» Task objective
Copy out the complete listing, word for word.

» Dataset rows

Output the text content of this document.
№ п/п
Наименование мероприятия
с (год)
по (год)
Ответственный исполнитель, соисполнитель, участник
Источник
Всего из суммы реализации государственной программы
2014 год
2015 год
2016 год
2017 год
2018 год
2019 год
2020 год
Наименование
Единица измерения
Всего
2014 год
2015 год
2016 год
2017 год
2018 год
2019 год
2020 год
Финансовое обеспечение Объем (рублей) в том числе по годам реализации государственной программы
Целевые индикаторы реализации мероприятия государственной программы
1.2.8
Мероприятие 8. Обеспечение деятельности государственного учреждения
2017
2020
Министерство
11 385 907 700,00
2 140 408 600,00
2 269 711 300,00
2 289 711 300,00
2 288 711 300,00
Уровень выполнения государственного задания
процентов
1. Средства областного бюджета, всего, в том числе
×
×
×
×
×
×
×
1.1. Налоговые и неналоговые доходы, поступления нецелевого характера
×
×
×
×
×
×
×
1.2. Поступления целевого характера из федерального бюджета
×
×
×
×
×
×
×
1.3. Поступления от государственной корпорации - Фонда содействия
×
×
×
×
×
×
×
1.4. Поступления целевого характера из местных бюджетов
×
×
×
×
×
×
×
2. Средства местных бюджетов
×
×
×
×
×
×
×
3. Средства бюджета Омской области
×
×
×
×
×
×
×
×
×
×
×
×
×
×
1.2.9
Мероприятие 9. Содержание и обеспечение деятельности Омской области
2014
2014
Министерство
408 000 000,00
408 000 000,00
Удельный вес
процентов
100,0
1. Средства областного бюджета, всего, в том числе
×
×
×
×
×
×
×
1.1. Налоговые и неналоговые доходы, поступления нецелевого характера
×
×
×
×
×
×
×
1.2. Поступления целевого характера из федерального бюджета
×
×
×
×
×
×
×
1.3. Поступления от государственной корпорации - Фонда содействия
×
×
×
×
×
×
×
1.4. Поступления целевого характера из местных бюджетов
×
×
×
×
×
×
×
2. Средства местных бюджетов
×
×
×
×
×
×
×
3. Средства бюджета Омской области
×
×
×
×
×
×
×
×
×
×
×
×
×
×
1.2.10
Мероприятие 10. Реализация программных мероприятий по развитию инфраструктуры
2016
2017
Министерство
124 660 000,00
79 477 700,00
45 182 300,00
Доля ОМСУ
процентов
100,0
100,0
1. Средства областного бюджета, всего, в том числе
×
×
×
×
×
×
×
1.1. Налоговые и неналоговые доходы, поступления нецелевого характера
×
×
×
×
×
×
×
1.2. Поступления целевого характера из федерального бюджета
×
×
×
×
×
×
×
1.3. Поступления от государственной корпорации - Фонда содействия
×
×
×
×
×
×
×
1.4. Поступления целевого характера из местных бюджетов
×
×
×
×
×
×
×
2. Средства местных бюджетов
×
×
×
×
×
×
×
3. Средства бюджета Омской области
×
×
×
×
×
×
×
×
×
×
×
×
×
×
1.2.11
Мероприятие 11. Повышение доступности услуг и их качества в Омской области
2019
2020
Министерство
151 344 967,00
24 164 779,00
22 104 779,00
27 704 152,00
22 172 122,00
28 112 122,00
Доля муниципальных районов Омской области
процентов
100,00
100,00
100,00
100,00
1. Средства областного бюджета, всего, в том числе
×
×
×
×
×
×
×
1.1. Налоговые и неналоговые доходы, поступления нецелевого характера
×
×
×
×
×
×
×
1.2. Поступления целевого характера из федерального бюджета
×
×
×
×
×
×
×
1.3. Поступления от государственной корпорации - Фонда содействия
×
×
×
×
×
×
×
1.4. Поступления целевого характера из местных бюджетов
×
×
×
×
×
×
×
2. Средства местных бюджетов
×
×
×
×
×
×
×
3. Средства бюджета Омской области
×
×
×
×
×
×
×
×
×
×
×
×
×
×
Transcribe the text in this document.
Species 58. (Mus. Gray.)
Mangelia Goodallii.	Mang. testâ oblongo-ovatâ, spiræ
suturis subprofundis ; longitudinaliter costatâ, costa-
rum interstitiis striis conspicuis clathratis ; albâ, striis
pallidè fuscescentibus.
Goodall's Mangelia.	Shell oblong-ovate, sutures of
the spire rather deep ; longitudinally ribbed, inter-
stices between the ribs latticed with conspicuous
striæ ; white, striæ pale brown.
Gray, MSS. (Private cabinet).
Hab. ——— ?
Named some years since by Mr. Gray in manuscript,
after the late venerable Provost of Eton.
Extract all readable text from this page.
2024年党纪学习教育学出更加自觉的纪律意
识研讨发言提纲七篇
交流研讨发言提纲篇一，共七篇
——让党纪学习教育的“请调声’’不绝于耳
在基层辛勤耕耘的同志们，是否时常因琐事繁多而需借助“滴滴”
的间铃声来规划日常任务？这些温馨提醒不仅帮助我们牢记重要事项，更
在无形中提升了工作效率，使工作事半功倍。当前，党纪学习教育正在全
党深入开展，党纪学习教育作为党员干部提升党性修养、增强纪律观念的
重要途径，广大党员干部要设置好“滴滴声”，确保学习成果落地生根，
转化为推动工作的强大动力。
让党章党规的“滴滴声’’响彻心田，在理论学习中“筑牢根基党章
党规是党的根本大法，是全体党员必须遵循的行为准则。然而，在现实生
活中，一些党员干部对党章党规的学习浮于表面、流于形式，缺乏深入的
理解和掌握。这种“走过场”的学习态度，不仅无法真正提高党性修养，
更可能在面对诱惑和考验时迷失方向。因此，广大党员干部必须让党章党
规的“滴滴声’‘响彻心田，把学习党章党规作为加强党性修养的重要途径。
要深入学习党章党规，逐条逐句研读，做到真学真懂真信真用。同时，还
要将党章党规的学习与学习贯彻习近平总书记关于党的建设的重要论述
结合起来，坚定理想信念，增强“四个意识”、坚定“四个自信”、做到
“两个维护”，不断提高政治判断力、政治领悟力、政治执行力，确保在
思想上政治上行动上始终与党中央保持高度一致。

» Solution below
Output the text content of this document.
№ п/п
Наименование мероприятия
с (год)
по (год)
Ответственный исполнитель, соисполнитель, участник
Источник
Всего из суммы реализации государственной программы
2014 год
2015 год
2016 год
2017 год
2018 год
2019 год
2020 год
Наименование
Единица измерения
Всего
2014 год
2015 год
2016 год
2017 год
2018 год
2019 год
2020 год
Финансовое обеспечение Объем (рублей) в том числе по годам реализации государственной программы
Целевые индикаторы реализации мероприятия государственной программы
1.2.8
Мероприятие 8. Обеспечение деятельности государственного учреждения
2017
2020
Министерство
11 385 907 700,00
2 140 408 600,00
2 269 711 300,00
2 289 711 300,00
2 288 711 300,00
Уровень выполнения государственного задания
процентов
1. Средства областного бюджета, всего, в том числе
×
×
×
×
×
×
×
1.1. Налоговые и неналоговые доходы, поступления нецелевого характера
×
×
×
×
×
×
×
1.2. Поступления целевого характера из федерального бюджета
×
×
×
×
×
×
×
1.3. Поступления от государственной корпорации - Фонда содействия
×
×
×
×
×
×
×
1.4. Поступления целевого характера из местных бюджетов
×
×
×
×
×
×
×
2. Средства местных бюджетов
×
×
×
×
×
×
×
3. Средства бюджета Омской области
×
×
×
×
×
×
×
×
×
×
×
×
×
×
1.2.9
Мероприятие 9. Содержание и обеспечение деятельности Омской области
2014
2014
Министерство
408 000 000,00
408 000 000,00
Удельный вес
процентов
100,0
1. Средства областного бюджета, всего, в том числе
×
×
×
×
×
×
×
1.1. Налоговые и неналоговые доходы, поступления нецелевого характера
×
×
×
×
×
×
×
1.2. Поступления целевого характера из федерального бюджета
×
×
×
×
×
×
×
1.3. Поступления от государственной корпорации - Фонда содействия
×
×
×
×
×
×
×
1.4. Поступления целевого характера из местных бюджетов
×
×
×
×
×
×
×
2. Средства местных бюджетов
×
×
×
×
×
×
×
3. Средства бюджета Омской области
×
×
×
×
×
×
×
×
×
×
×
×
×
×
1.2.10
Мероприятие 10. Реализация программных мероприятий по развитию инфраструктуры
2016
2017
Министерство
124 660 000,00
79 477 700,00
45 182 300,00
Доля ОМСУ
процентов
100,0
100,0
1. Средства областного бюджета, всего, в том числе
×
×
×
×
×
×
×
1.1. Налоговые и неналоговые доходы, поступления нецелевого характера
×
×
×
×
×
×
×
1.2. Поступления целевого характера из федерального бюджета
×
×
×
×
×
×
×
1.3. Поступления от государственной корпорации - Фонда содействия
×
×
×
×
×
×
×
1.4. Поступления целевого характера из местных бюджетов
×
×
×
×
×
×
×
2. Средства местных бюджетов
×
×
×
×
×
×
×
3. Средства бюджета Омской области
×
×
×
×
×
×
×
×
×
×
×
×
×
×
1.2.11
Мероприятие 11. Повышение доступности услуг и их качества в Омской области
2019
2020
Министерство
151 344 967,00
24 164 779,00
22 104 779,00
27 704 152,00
22 172 122,00
28 112 122,00
Доля муниципальных районов Омской области
процентов
100,00
100,00
100,00
100,00
1. Средства областного бюджета, всего, в том числе
×
×
×
×
×
×
×
1.1. Налоговые и неналоговые доходы, поступления нецелевого характера
×
×
×
×
×
×
×
1.2. Поступления целевого характера из федерального бюджета
×
×
×
×
×
×
×
1.3. Поступления от государственной корпорации - Фонда содействия
×
×
×
×
×
×
×
1.4. Поступления целевого характера из местных бюджетов
×
×
×
×
×
×
×
2. Средства местных бюджетов
×
×
×
×
×
×
×
3. Средства бюджета Омской области
×
×
×
×
×
×
×
×
×
×
×
×
×
×
Transcribe the text in this document.
Species 58. (Mus. Gray.)
Mangelia Goodallii.	Mang. testâ oblongo-ovatâ, spiræ
suturis subprofundis ; longitudinaliter costatâ, costa-
rum interstitiis striis conspicuis clathratis ; albâ, striis
pallidè fuscescentibus.
Goodall's Mangelia.	Shell oblong-ovate, sutures of
the spire rather deep ; longitudinally ribbed, inter-
stices between the ribs latticed with conspicuous
striæ ; white, striæ pale brown.
Gray, MSS. (Private cabinet).
Hab. ——— ?
Named some years since by Mr. Gray in manuscript,
after the late venerable Provost of Eton.
Extract all readable text from this page.
2024年党纪学习教育学出更加自觉的纪律意
识研讨发言提纲七篇
交流研讨发言提纲篇一，共七篇
——让党纪学习教育的“请调声’’不绝于耳
在基层辛勤耕耘的同志们，是否时常因琐事繁多而需借助“滴滴”
的间铃声来规划日常任务？这些温馨提醒不仅帮助我们牢记重要事项，更
在无形中提升了工作效率，使工作事半功倍。当前，党纪学习教育正在全
党深入开展，党纪学习教育作为党员干部提升党性修养、增强纪律观念的
重要途径，广大党员干部要设置好“滴滴声”，确保学习成果落地生根，
转化为推动工作的强大动力。
让党章党规的“滴滴声’’响彻心田，在理论学习中“筑牢根基党章
党规是党的根本大法，是全体党员必须遵循的行为准则。然而，在现实生
活中，一些党员干部对党章党规的学习浮于表面、流于形式，缺乏深入的
理解和掌握。这种“走过场”的学习态度，不仅无法真正提高党性修养，
更可能在面对诱惑和考验时迷失方向。因此，广大党员干部必须让党章党
规的“滴滴声’‘响彻心田，把学习党章党规作为加强党性修养的重要途径。
要深入学习党章党规，逐条逐句研读，做到真学真懂真信真用。同时，还
要将党章党规的学习与学习贯彻习近平总书记关于党的建设的重要论述
结合起来，坚定理想信念，增强“四个意识”、坚定“四个自信”、做到
“两个维护”，不断提高政治判断力、政治领悟力、政治执行力，确保在
思想上政治上行动上始终与党中央保持高度一致。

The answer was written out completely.